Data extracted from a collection
====
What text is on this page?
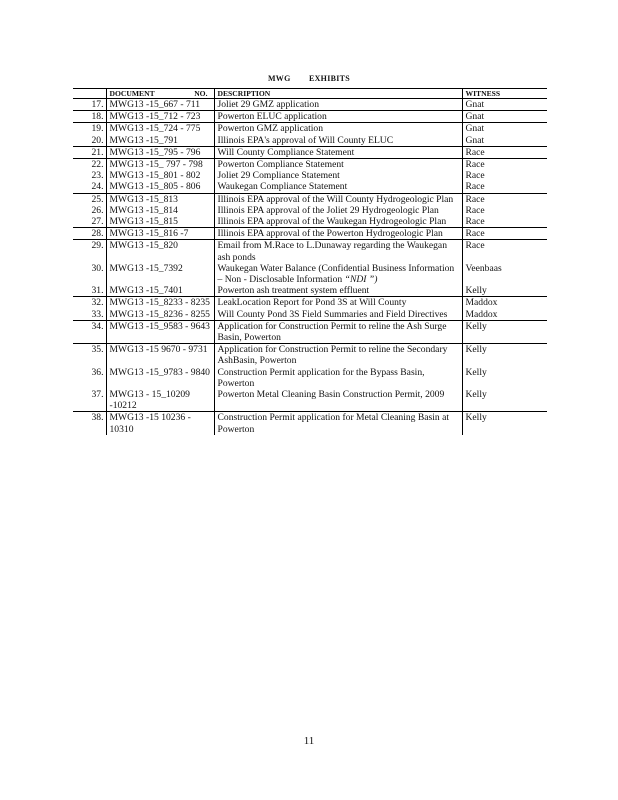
MWG EXHIBITS
	DOCUMENT NO.	DESCRIPTION	WITNESS
17.	MWG13 -15_667 - 711	Joliet 29 GMZ application	Gnat
18.	MWG13 -15_712 - 723	Powerton ELUC application	Gnat
19.	MWG13 -15_724 - 775	Powerton GMZ application	Gnat
20.	MWG13 -15_791	Illinois EPA's approval of Will County ELUC	Gnat
21.	MWG13 -15_795 - 796	Will County Compliance Statement	Race
22.	MWG13 -15_ 797 - 798	Powerton Compliance Statement	Race
23.	MWG13 -15_801 - 802	Joliet 29 Compliance Statement	Race
24.	MWG13 -15_805 - 806	Waukegan Compliance Statement	Race
25.	MWG13 -15_813	Illinois EPA approval of the Will County Hydrogeologic Plan	Race
26.	MWG13 -15_814	Illinois EPA approval of the Joliet 29 Hydrogeologic Plan	Race
27.	MWG13 -15_815	Illinois EPA approval of the Waukegan Hydrogeologic Plan	Race
28.	MWG13 -15_816 -7	Illinois EPA approval of the Powerton Hydrogeologic Plan	Race
29.	MWG13 -15_820	Email from M.Race to L.Dunaway regarding the Waukegan ash ponds	Race
30.	MWG13 -15_7392	Waukegan Water Balance (Confidential Business Information – Non - Disclosable Information “NDI ”)	Veenbaas
31.	MWG13 -15_7401	Powerton ash treatment system effluent	Kelly
32.	MWG13 -15_8233 - 8235	LeakLocation Report for Pond 3S at Will County	Maddox
33.	MWG13 -15_8236 - 8255	Will County Pond 3S Field Summaries and Field Directives	Maddox
34.	MWG13 -15_9583 - 9643	Application for Construction Permit to reline the Ash Surge Basin, Powerton	Kelly
35.	MWG13 -15 9670 - 9731	Application for Construction Permit to reline the Secondary AshBasin, Powerton	Kelly
36.	MWG13 -15_9783 - 9840	Construction Permit application for the Bypass Basin, Powerton	Kelly
37.	MWG13 - 15_10209 -10212	Powerton Metal Cleaning Basin Construction Permit, 2009	Kelly
38.	MWG13 -15 10236 - 10310	Construction Permit application for Metal Cleaning Basin at Powerton	Kelly
11
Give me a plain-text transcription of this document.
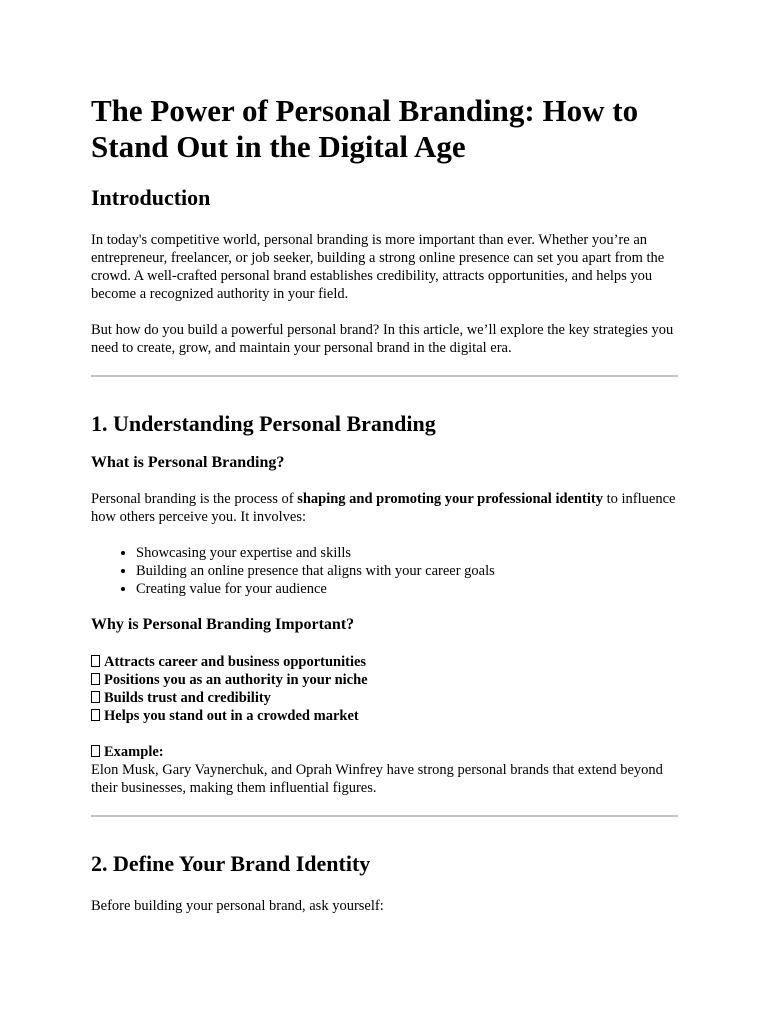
The Power of Personal Branding: How to Stand Out in the Digital Age
Introduction

In today's competitive world, personal branding is more important than ever. Whether you’re an entrepreneur, freelancer, or job seeker, building a strong online presence can set you apart from the crowd. A well-crafted personal brand establishes credibility, attracts opportunities, and helps you become a recognized authority in your field.

But how do you build a powerful personal brand? In this article, we’ll explore the key strategies you need to create, grow, and maintain your personal brand in the digital era.

1. Understanding Personal Branding
What is Personal Branding?

Personal branding is the process of shaping and promoting your professional identity to influence how others perceive you. It involves:

• Showcasing your expertise and skills
• Building an online presence that aligns with your career goals
• Creating value for your audience
Why is Personal Branding Important?
Attracts career and business opportunities
Positions you as an authority in your niche
Builds trust and credibility
Helps you stand out in a crowded market
Example:

Elon Musk, Gary Vaynerchuk, and Oprah Winfrey have strong personal brands that extend beyond their businesses, making them influential figures.

2. Define Your Brand Identity

Before building your personal brand, ask yourself:
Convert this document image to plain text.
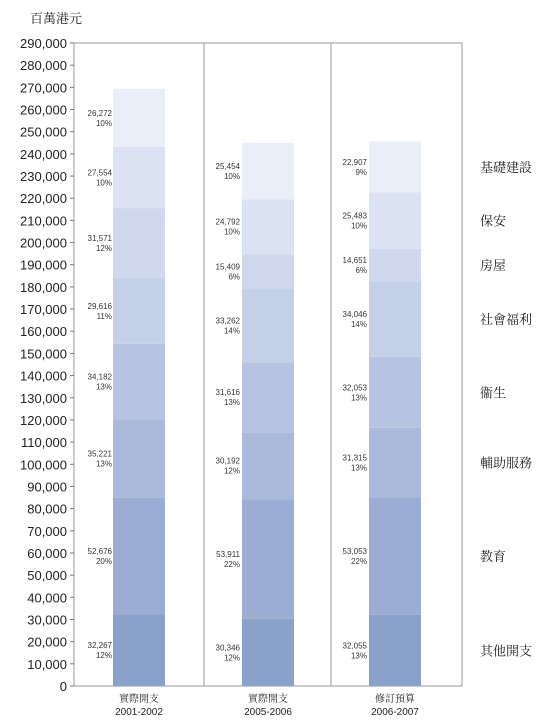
百萬港元
0
10,000
20,000
30,000
40,000
50,000
60,000
70,000
80,000
90,000
100,000
110,000
120,000
130,000
140,000
150,000
160,000
170,000
180,000
190,000
200,000
210,000
220,000
230,000
240,000
250,000
260,000
270,000
280,000
290,000
32,267
12%
52,676
20%
35,221
13%
34,182
13%
29,616
11%
31,571
12%
27,554
10%
26,272
10%
實際開支
2001-2002
30,346
12%
53,911
22%
30,192
12%
31,616
13%
33,262
14%
15,409
6%
24,792
10%
25,454
10%
實際開支
2005-2006
32,055
13%
53,053
22%
31,315
13%
32,053
13%
34,046
14%
14,651
6%
25,483
10%
22,907
9%
修訂預算
2006-2007
其他開支
教育
輔助服務
衞生
社會福利
房屋
保安
基礎建設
====
### TASK TO CARRY OUT
Excluding the pictures, reproduce every entry exactly as given.

### FINAL ANSWER
What text is on this page?
MWG EXHIBITS
	DOCUMENT NO.	DESCRIPTION	WITNESS
17.	MWG13 -15_667 - 711	Joliet 29 GMZ application	Gnat
18.	MWG13 -15_712 - 723	Powerton ELUC application	Gnat
19.	MWG13 -15_724 - 775	Powerton GMZ application	Gnat
20.	MWG13 -15_791	Illinois EPA's approval of Will County ELUC	Gnat
21.	MWG13 -15_795 - 796	Will County Compliance Statement	Race
22.	MWG13 -15_ 797 - 798	Powerton Compliance Statement	Race
23.	MWG13 -15_801 - 802	Joliet 29 Compliance Statement	Race
24.	MWG13 -15_805 - 806	Waukegan Compliance Statement	Race
25.	MWG13 -15_813	Illinois EPA approval of the Will County Hydrogeologic Plan	Race
26.	MWG13 -15_814	Illinois EPA approval of the Joliet 29 Hydrogeologic Plan	Race
27.	MWG13 -15_815	Illinois EPA approval of the Waukegan Hydrogeologic Plan	Race
28.	MWG13 -15_816 -7	Illinois EPA approval of the Powerton Hydrogeologic Plan	Race
29.	MWG13 -15_820	Email from M.Race to L.Dunaway regarding the Waukegan ash ponds	Race
30.	MWG13 -15_7392	Waukegan Water Balance (Confidential Business Information – Non - Disclosable Information “NDI ”)	Veenbaas
31.	MWG13 -15_7401	Powerton ash treatment system effluent	Kelly
32.	MWG13 -15_8233 - 8235	LeakLocation Report for Pond 3S at Will County	Maddox
33.	MWG13 -15_8236 - 8255	Will County Pond 3S Field Summaries and Field Directives	Maddox
34.	MWG13 -15_9583 - 9643	Application for Construction Permit to reline the Ash Surge Basin, Powerton	Kelly
35.	MWG13 -15 9670 - 9731	Application for Construction Permit to reline the Secondary AshBasin, Powerton	Kelly
36.	MWG13 -15_9783 - 9840	Construction Permit application for the Bypass Basin, Powerton	Kelly
37.	MWG13 - 15_10209 -10212	Powerton Metal Cleaning Basin Construction Permit, 2009	Kelly
38.	MWG13 -15 10236 - 10310	Construction Permit application for Metal Cleaning Basin at Powerton	Kelly
11
Give me a plain-text transcription of this document.
The Power of Personal Branding: How to Stand Out in the Digital Age
Introduction

In today's competitive world, personal branding is more important than ever. Whether you’re an entrepreneur, freelancer, or job seeker, building a strong online presence can set you apart from the crowd. A well-crafted personal brand establishes credibility, attracts opportunities, and helps you become a recognized authority in your field.

But how do you build a powerful personal brand? In this article, we’ll explore the key strategies you need to create, grow, and maintain your personal brand in the digital era.

1. Understanding Personal Branding
What is Personal Branding?

Personal branding is the process of shaping and promoting your professional identity to influence how others perceive you. It involves:

• Showcasing your expertise and skills
• Building an online presence that aligns with your career goals
• Creating value for your audience
Why is Personal Branding Important?
Attracts career and business opportunities
Positions you as an authority in your niche
Builds trust and credibility
Helps you stand out in a crowded market
Example:

Elon Musk, Gary Vaynerchuk, and Oprah Winfrey have strong personal brands that extend beyond their businesses, making them influential figures.

2. Define Your Brand Identity

Before building your personal brand, ask yourself:
Convert this document image to plain text.
百萬港元
0
10,000
20,000
30,000
40,000
50,000
60,000
70,000
80,000
90,000
100,000
110,000
120,000
130,000
140,000
150,000
160,000
170,000
180,000
190,000
200,000
210,000
220,000
230,000
240,000
250,000
260,000
270,000
280,000
290,000
32,267
12%
52,676
20%
35,221
13%
34,182
13%
29,616
11%
31,571
12%
27,554
10%
26,272
10%
實際開支
2001-2002
30,346
12%
53,911
22%
30,192
12%
31,616
13%
33,262
14%
15,409
6%
24,792
10%
25,454
10%
實際開支
2005-2006
32,055
13%
53,053
22%
31,315
13%
32,053
13%
34,046
14%
14,651
6%
25,483
10%
22,907
9%
修訂預算
2006-2007
其他開支
教育
輔助服務
衞生
社會福利
房屋
保安
基礎建設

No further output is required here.